ITEMS
----
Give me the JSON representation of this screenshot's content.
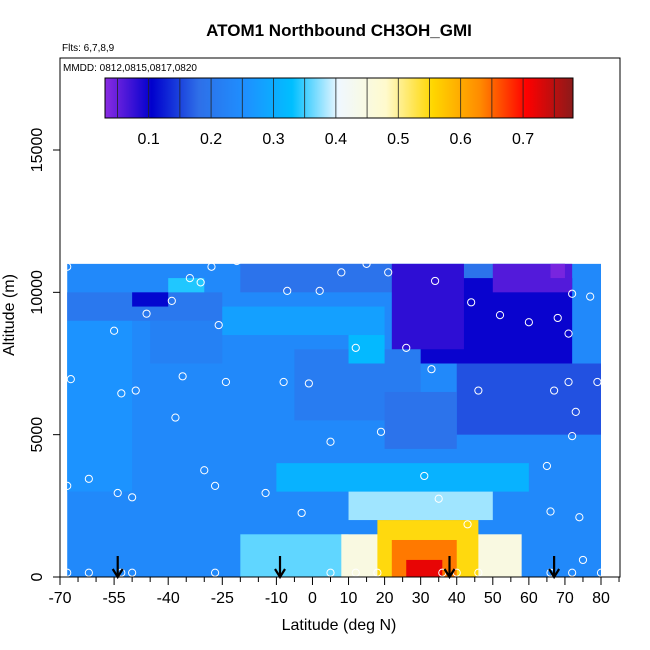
{
  "chart_data": {
    "type": "heatmap",
    "title": "ATOM1 Northbound CH3OH_GMI",
    "subtitle": "Flts: 6,7,8,9",
    "mmdd": "MMDD: 0812,0815,0817,0820",
    "xlabel": "Latitude (deg N)",
    "ylabel": "Altitude (m)",
    "xlim": [
      -70,
      85
    ],
    "ylim": [
      0,
      17500
    ],
    "x_ticks": [
      -70,
      -55,
      -40,
      -25,
      -10,
      0,
      10,
      20,
      30,
      40,
      50,
      60,
      70,
      80
    ],
    "x_tick_labels": [
      "-70",
      "-55",
      "-40",
      "-25",
      "-10",
      "0",
      "10",
      "20",
      "30",
      "40",
      "50",
      "60",
      "70",
      "80"
    ],
    "x_minor_ticks": [
      -65,
      -60,
      -50,
      -45,
      -35,
      -30,
      -20,
      -15,
      -5,
      5,
      15,
      25,
      35,
      45,
      55,
      65,
      75,
      85
    ],
    "y_ticks": [
      0,
      5000,
      10000,
      15000
    ],
    "y_tick_labels": [
      "0",
      "5000",
      "10000",
      "15000"
    ],
    "colorbar": {
      "range": [
        0.03,
        0.78
      ],
      "ticks": [
        0.1,
        0.2,
        0.3,
        0.4,
        0.5,
        0.6,
        0.7
      ],
      "tick_labels": [
        "0.1",
        "0.2",
        "0.3",
        "0.4",
        "0.5",
        "0.6",
        "0.7"
      ],
      "colors": [
        "#8a2be2",
        "#0000cd",
        "#2e6fe8",
        "#1e90ff",
        "#00bfff",
        "#f0f8ff",
        "#fffacd",
        "#ffd700",
        "#ff8c00",
        "#ff0000",
        "#8b1a1a"
      ]
    },
    "data_extent": {
      "x": [
        -68,
        80
      ],
      "y": [
        0,
        11000
      ]
    },
    "regions": [
      {
        "x": [
          -68,
          80
        ],
        "y": [
          0,
          11000
        ],
        "value": 0.24
      },
      {
        "x": [
          -20,
          70
        ],
        "y": [
          10000,
          11000
        ],
        "value": 0.19
      },
      {
        "x": [
          -68,
          -25
        ],
        "y": [
          9000,
          10000
        ],
        "value": 0.2
      },
      {
        "x": [
          -50,
          -40
        ],
        "y": [
          9500,
          10000
        ],
        "value": 0.11
      },
      {
        "x": [
          -40,
          -30
        ],
        "y": [
          10000,
          10500
        ],
        "value": 0.34
      },
      {
        "x": [
          -45,
          -25
        ],
        "y": [
          7500,
          9000
        ],
        "value": 0.22
      },
      {
        "x": [
          -25,
          20
        ],
        "y": [
          8500,
          9500
        ],
        "value": 0.28
      },
      {
        "x": [
          -5,
          30
        ],
        "y": [
          5500,
          8000
        ],
        "value": 0.21
      },
      {
        "x": [
          10,
          20
        ],
        "y": [
          7500,
          8500
        ],
        "value": 0.32
      },
      {
        "x": [
          30,
          72
        ],
        "y": [
          7500,
          10500
        ],
        "value": 0.1
      },
      {
        "x": [
          22,
          42
        ],
        "y": [
          8000,
          11000
        ],
        "value": 0.08
      },
      {
        "x": [
          50,
          72
        ],
        "y": [
          10000,
          11000
        ],
        "value": 0.06
      },
      {
        "x": [
          66,
          70
        ],
        "y": [
          10500,
          11000
        ],
        "value": 0.04
      },
      {
        "x": [
          40,
          80
        ],
        "y": [
          5000,
          7500
        ],
        "value": 0.16
      },
      {
        "x": [
          20,
          40
        ],
        "y": [
          4500,
          6500
        ],
        "value": 0.19
      },
      {
        "x": [
          -68,
          -50
        ],
        "y": [
          3000,
          9000
        ],
        "value": 0.26
      },
      {
        "x": [
          -10,
          60
        ],
        "y": [
          3000,
          4000
        ],
        "value": 0.31
      },
      {
        "x": [
          10,
          50
        ],
        "y": [
          2000,
          3000
        ],
        "value": 0.38
      },
      {
        "x": [
          -20,
          10
        ],
        "y": [
          0,
          1500
        ],
        "value": 0.36
      },
      {
        "x": [
          8,
          58
        ],
        "y": [
          0,
          1500
        ],
        "value": 0.45
      },
      {
        "x": [
          18,
          46
        ],
        "y": [
          0,
          2000
        ],
        "value": 0.55
      },
      {
        "x": [
          22,
          40
        ],
        "y": [
          0,
          1300
        ],
        "value": 0.64
      },
      {
        "x": [
          26,
          36
        ],
        "y": [
          0,
          600
        ],
        "value": 0.72
      }
    ],
    "points": [
      {
        "x": -68,
        "y": 10900
      },
      {
        "x": -67,
        "y": 6950
      },
      {
        "x": -68,
        "y": 3200
      },
      {
        "x": -62,
        "y": 3450
      },
      {
        "x": -68,
        "y": 150
      },
      {
        "x": -62,
        "y": 150
      },
      {
        "x": -55,
        "y": 8650
      },
      {
        "x": -53,
        "y": 6450
      },
      {
        "x": -49,
        "y": 6550
      },
      {
        "x": -54,
        "y": 2950
      },
      {
        "x": -50,
        "y": 2800
      },
      {
        "x": -53,
        "y": 150
      },
      {
        "x": -50,
        "y": 150
      },
      {
        "x": -46,
        "y": 9250
      },
      {
        "x": -39,
        "y": 9700
      },
      {
        "x": -38,
        "y": 5600
      },
      {
        "x": -36,
        "y": 7050
      },
      {
        "x": -34,
        "y": 10500
      },
      {
        "x": -31,
        "y": 10350
      },
      {
        "x": -27,
        "y": 3200
      },
      {
        "x": -27,
        "y": 150
      },
      {
        "x": -30,
        "y": 3750
      },
      {
        "x": -28,
        "y": 10900
      },
      {
        "x": -26,
        "y": 8850
      },
      {
        "x": -24,
        "y": 6850
      },
      {
        "x": -21,
        "y": 11100
      },
      {
        "x": -16,
        "y": 11250
      },
      {
        "x": -13,
        "y": 2950
      },
      {
        "x": -7,
        "y": 10050
      },
      {
        "x": -8,
        "y": 6850
      },
      {
        "x": -3,
        "y": 2250
      },
      {
        "x": -1,
        "y": 6800
      },
      {
        "x": 2,
        "y": 10050
      },
      {
        "x": 5,
        "y": 4750
      },
      {
        "x": 8,
        "y": 10700
      },
      {
        "x": 12,
        "y": 8050
      },
      {
        "x": 15,
        "y": 11000
      },
      {
        "x": 19,
        "y": 5100
      },
      {
        "x": 21,
        "y": 10700
      },
      {
        "x": 26,
        "y": 8050
      },
      {
        "x": 33,
        "y": 7300
      },
      {
        "x": 31,
        "y": 3550
      },
      {
        "x": 35,
        "y": 2750
      },
      {
        "x": 34,
        "y": 10400
      },
      {
        "x": 43,
        "y": 1850
      },
      {
        "x": 46,
        "y": 6550
      },
      {
        "x": 44,
        "y": 9650
      },
      {
        "x": 52,
        "y": 9200
      },
      {
        "x": 60,
        "y": 8950
      },
      {
        "x": 65,
        "y": 3900
      },
      {
        "x": 66,
        "y": 2300
      },
      {
        "x": 67,
        "y": 6550
      },
      {
        "x": 68,
        "y": 9100
      },
      {
        "x": 70,
        "y": 11200
      },
      {
        "x": 71,
        "y": 8550
      },
      {
        "x": 71,
        "y": 6850
      },
      {
        "x": 73,
        "y": 5800
      },
      {
        "x": 72,
        "y": 4950
      },
      {
        "x": 74,
        "y": 2100
      },
      {
        "x": 75,
        "y": 600
      },
      {
        "x": 72,
        "y": 9950
      },
      {
        "x": 77,
        "y": 9850
      },
      {
        "x": 79,
        "y": 6850
      },
      {
        "x": 80,
        "y": 150
      },
      {
        "x": 72,
        "y": 150
      },
      {
        "x": 66,
        "y": 150
      },
      {
        "x": 12,
        "y": 150
      },
      {
        "x": 18,
        "y": 150
      },
      {
        "x": 36,
        "y": 150
      },
      {
        "x": 40,
        "y": 150
      },
      {
        "x": 46,
        "y": 150
      },
      {
        "x": 5,
        "y": 150
      }
    ],
    "arrows": [
      {
        "x": -54
      },
      {
        "x": -9
      },
      {
        "x": 38
      },
      {
        "x": 67
      }
    ]
  }
}
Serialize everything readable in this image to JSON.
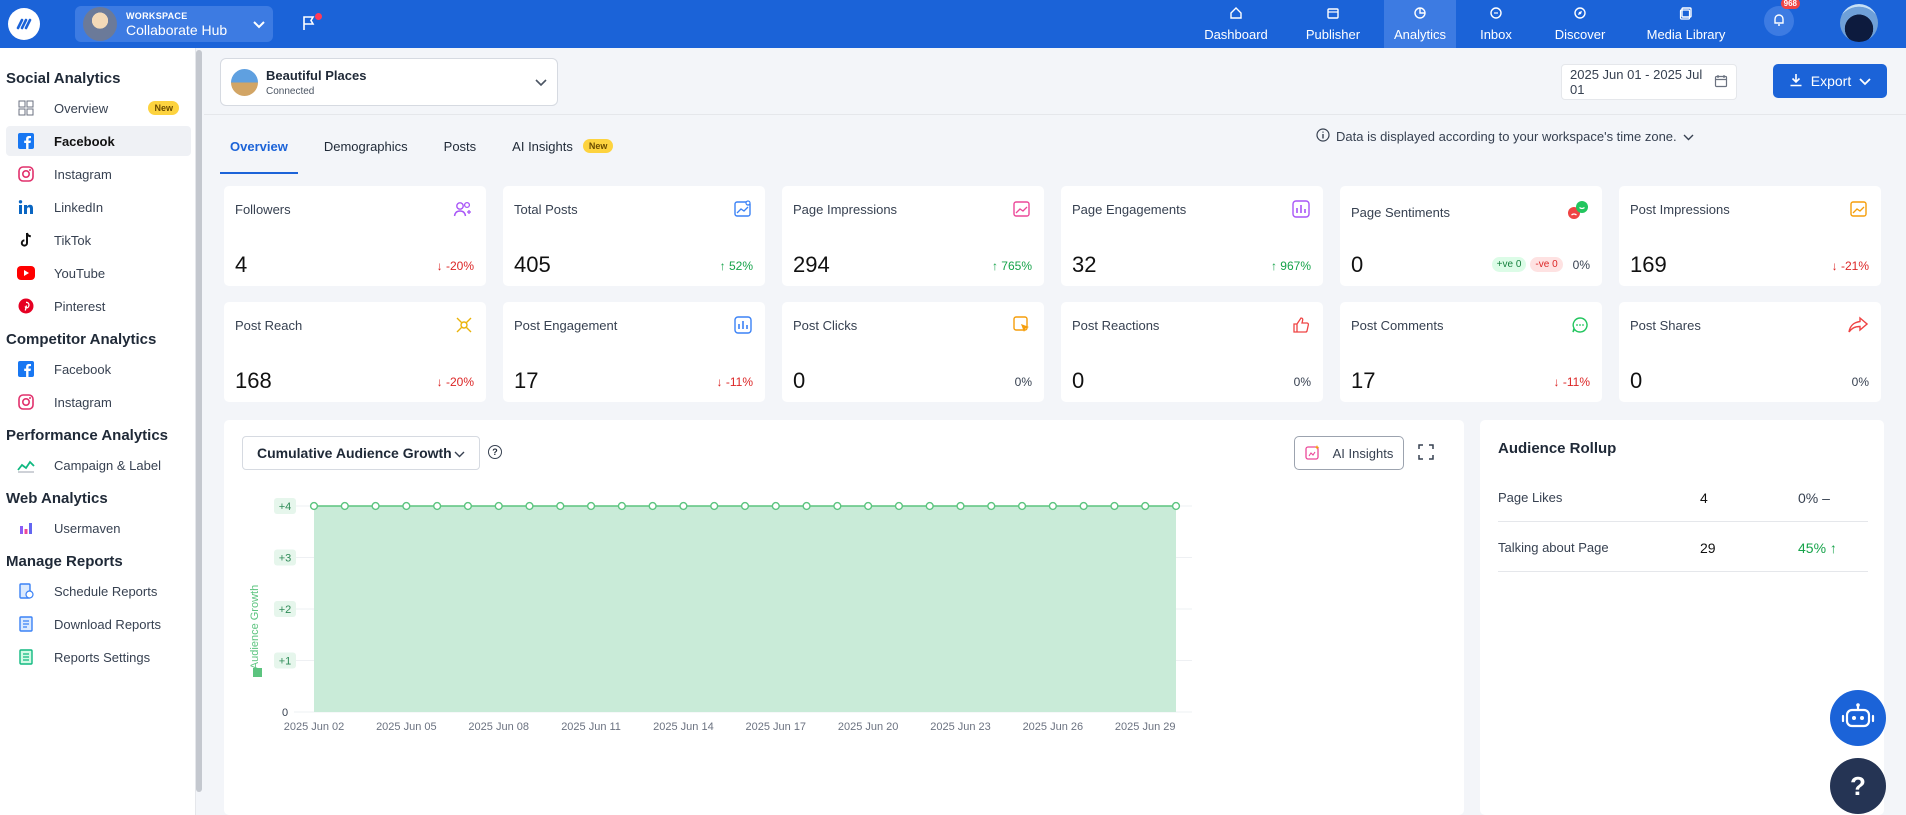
----
THE PROBLEM
Find the number of lines in which the word "JSON" occurs, and write nothing but that number.

SOLUTION TO THIS PROBLEM
2